* _WHAT IS REQUIRED_
Determine how many lines in the data below contain "from" and write only that number.

━━━━━ EXTRACTED DATA

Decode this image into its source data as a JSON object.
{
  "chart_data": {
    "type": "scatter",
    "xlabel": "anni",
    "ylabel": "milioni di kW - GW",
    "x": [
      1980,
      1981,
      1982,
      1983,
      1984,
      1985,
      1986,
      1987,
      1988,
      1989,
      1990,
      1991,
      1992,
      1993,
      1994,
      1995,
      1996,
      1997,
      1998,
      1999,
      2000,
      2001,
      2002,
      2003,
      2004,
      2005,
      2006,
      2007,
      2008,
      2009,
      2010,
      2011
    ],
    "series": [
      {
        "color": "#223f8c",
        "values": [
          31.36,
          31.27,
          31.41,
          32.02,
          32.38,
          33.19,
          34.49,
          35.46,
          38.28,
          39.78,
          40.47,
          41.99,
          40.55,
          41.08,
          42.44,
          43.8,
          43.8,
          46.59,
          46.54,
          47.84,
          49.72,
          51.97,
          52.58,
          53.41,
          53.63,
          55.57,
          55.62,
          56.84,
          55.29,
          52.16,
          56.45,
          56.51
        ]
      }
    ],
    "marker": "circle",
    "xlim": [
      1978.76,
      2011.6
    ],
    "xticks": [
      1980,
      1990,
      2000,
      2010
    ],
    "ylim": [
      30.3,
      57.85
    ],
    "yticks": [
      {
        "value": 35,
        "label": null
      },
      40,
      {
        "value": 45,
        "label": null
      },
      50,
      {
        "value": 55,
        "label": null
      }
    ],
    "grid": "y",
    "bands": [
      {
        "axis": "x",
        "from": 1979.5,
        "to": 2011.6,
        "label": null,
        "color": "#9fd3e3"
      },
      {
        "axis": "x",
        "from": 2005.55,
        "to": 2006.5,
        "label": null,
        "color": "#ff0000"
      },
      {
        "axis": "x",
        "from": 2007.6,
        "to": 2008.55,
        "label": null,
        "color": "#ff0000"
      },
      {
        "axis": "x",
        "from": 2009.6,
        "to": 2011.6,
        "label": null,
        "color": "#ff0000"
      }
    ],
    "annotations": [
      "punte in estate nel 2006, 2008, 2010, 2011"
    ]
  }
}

━━━━━━━━━━

* _RESULT BELOW_
4